What is required → Skip the images and copy each record exactly as written.
[START OF Material provided]
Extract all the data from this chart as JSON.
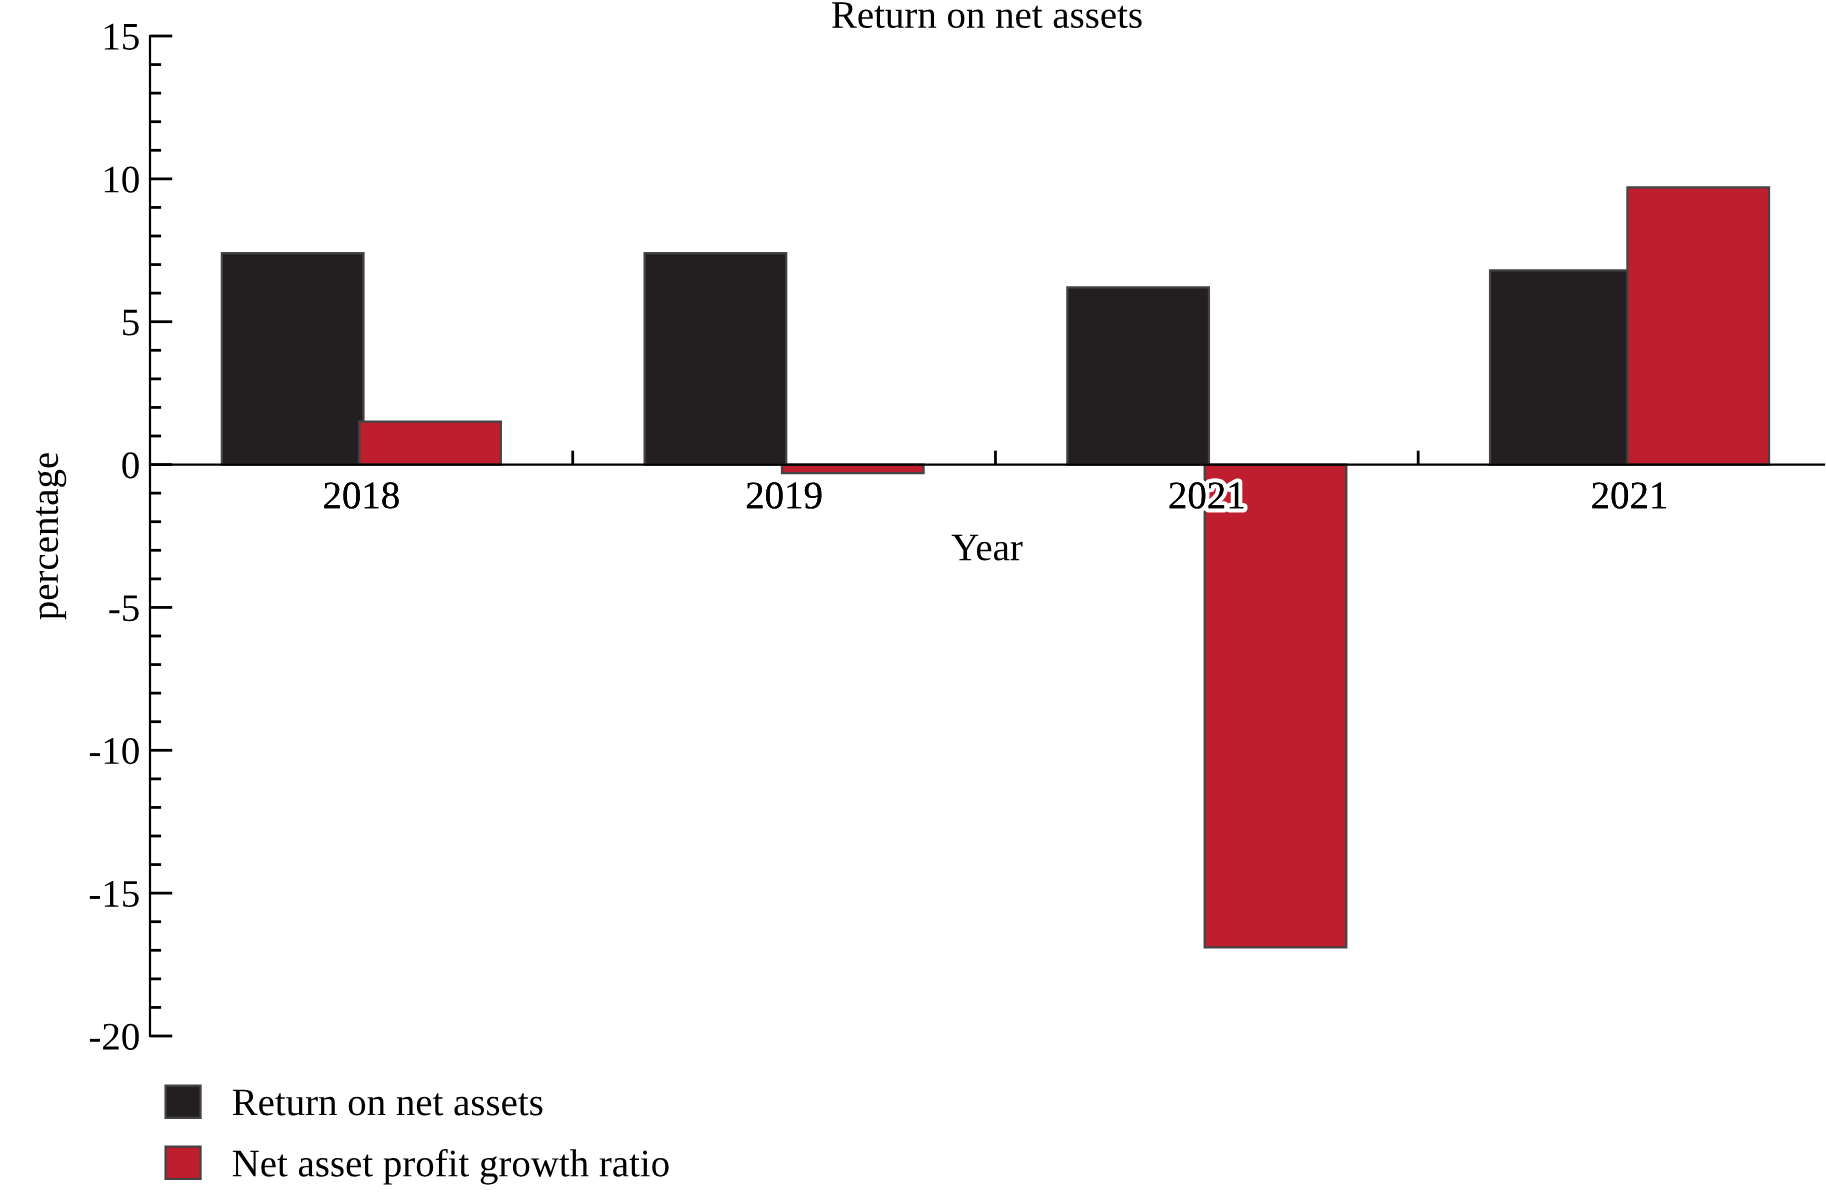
{
  "chart_data": {
    "type": "bar",
    "title": "Return on net assets",
    "xlabel": "Year",
    "ylabel": "percentage",
    "categories": [
      "2018",
      "2019",
      "2021",
      "2021"
    ],
    "series": [
      {
        "name": "Return on net assets",
        "color": "#231f20",
        "values": [
          7.4,
          7.4,
          6.2,
          6.8
        ]
      },
      {
        "name": "Net asset profit growth ratio",
        "color": "#be1e2d",
        "values": [
          1.5,
          -0.3,
          -16.9,
          9.7
        ]
      }
    ],
    "ylim": [
      -20,
      15
    ],
    "yticks": [
      -20,
      -15,
      -10,
      -5,
      0,
      5,
      10,
      15
    ],
    "grid": false,
    "legend": "bottom left"
  }
}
[END OF Material provided]
Completed task →
Extract all the data from this chart as JSON.
{
  "chart_data": {
    "type": "bar",
    "title": "Return on net assets",
    "xlabel": "Year",
    "ylabel": "percentage",
    "categories": [
      "2018",
      "2019",
      "2021",
      "2021"
    ],
    "series": [
      {
        "name": "Return on net assets",
        "color": "#231f20",
        "values": [
          7.4,
          7.4,
          6.2,
          6.8
        ]
      },
      {
        "name": "Net asset profit growth ratio",
        "color": "#be1e2d",
        "values": [
          1.5,
          -0.3,
          -16.9,
          9.7
        ]
      }
    ],
    "ylim": [
      -20,
      15
    ],
    "yticks": [
      -20,
      -15,
      -10,
      -5,
      0,
      5,
      10,
      15
    ],
    "grid": false,
    "legend": "bottom left"
  }
}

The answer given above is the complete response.